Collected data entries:
*-*-*
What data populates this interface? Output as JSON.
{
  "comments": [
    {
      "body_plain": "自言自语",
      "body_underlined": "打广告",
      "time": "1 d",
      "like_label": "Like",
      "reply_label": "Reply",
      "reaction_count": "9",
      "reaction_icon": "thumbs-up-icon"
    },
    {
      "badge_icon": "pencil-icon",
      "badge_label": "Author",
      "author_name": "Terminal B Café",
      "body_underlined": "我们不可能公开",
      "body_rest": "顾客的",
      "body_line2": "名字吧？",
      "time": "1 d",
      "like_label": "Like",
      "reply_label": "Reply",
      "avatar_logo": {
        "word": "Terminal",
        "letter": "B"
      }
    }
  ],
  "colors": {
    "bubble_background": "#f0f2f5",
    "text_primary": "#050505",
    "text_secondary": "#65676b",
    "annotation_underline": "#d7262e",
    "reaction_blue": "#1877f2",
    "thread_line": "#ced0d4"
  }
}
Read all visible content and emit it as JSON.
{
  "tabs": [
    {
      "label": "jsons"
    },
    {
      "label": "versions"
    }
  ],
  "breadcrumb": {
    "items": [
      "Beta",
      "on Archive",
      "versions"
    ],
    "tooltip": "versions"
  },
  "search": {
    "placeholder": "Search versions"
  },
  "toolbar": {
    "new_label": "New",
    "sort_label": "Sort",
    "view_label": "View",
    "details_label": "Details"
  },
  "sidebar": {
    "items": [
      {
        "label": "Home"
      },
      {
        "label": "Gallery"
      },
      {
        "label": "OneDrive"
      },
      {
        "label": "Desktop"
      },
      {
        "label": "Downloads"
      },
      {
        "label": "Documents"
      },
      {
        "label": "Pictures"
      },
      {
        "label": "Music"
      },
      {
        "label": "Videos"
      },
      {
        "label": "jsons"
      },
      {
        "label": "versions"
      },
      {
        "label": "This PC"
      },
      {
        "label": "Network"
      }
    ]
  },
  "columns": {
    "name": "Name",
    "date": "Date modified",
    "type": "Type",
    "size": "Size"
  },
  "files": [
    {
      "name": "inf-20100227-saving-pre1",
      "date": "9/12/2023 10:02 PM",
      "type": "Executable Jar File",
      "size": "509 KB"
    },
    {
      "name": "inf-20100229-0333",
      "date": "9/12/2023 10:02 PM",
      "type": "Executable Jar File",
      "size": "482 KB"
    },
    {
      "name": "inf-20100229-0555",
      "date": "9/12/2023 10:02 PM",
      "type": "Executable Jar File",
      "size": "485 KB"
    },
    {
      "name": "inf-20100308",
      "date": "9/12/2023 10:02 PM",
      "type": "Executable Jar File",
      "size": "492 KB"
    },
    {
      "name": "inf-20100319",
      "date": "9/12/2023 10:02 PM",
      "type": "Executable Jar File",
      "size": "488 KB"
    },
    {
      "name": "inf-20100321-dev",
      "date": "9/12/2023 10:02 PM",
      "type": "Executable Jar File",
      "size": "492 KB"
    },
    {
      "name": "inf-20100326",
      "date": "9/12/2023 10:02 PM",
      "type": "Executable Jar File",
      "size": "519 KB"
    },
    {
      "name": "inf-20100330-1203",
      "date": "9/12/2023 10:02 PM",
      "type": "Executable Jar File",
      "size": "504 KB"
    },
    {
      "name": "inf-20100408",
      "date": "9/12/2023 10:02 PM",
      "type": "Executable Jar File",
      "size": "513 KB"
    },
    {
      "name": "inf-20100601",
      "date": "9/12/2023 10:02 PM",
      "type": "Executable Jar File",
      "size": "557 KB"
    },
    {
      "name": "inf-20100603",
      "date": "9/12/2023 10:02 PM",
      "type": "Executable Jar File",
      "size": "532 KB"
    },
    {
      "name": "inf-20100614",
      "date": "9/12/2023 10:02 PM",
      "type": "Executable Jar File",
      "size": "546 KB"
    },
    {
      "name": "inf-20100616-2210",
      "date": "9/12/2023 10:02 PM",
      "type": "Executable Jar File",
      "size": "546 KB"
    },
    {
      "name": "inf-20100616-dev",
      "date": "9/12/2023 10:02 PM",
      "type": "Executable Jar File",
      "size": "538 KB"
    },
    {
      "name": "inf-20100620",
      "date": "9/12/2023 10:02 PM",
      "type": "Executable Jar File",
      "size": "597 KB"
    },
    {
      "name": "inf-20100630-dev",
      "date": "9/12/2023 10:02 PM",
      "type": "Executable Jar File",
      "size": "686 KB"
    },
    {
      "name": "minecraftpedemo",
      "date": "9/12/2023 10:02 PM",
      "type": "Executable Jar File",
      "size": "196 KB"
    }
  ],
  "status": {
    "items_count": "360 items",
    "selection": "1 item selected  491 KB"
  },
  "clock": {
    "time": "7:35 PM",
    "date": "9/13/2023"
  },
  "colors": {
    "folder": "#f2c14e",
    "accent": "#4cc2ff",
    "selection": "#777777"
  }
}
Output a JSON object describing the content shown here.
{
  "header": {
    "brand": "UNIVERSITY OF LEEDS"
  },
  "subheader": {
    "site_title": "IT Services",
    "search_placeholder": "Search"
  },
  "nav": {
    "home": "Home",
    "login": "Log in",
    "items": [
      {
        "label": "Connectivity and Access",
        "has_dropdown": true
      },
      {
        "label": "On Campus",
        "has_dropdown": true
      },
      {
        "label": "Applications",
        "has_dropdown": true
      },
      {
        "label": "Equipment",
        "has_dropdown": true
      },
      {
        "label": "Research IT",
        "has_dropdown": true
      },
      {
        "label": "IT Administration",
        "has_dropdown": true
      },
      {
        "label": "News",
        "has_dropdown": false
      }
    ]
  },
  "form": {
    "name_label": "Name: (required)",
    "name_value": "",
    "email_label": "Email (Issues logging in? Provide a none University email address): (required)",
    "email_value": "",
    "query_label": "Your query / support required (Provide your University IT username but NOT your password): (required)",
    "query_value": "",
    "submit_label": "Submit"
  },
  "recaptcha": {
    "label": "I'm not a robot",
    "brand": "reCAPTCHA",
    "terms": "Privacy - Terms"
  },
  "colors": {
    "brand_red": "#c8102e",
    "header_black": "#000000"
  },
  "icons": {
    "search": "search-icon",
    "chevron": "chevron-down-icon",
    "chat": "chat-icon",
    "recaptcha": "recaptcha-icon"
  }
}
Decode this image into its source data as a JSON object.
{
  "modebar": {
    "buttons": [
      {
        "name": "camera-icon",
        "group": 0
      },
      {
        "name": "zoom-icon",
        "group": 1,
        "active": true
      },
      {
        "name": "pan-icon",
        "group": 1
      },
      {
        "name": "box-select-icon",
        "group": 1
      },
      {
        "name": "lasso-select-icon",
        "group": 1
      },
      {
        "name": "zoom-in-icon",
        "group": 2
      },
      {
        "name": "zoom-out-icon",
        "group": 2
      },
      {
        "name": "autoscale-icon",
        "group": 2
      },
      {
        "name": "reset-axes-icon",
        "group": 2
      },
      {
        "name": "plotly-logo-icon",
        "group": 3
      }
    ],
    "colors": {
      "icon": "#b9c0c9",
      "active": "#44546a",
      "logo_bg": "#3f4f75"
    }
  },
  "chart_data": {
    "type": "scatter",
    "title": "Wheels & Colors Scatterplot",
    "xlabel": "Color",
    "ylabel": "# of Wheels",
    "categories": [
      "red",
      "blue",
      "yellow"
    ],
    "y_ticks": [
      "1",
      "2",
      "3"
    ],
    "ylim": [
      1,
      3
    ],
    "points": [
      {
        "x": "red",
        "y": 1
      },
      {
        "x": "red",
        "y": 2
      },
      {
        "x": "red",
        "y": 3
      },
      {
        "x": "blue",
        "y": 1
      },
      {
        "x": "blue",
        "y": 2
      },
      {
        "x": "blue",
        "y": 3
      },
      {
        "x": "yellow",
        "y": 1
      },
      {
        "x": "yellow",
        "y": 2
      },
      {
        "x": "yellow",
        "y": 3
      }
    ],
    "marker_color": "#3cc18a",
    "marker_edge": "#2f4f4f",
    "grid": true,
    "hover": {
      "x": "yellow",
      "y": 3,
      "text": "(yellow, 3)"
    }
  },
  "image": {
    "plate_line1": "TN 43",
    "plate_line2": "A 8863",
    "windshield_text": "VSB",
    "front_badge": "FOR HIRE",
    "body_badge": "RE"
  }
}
*-*-*
Of all the lines in the material above, how many contain the word "image"? Give only the count.

Worked answer:
2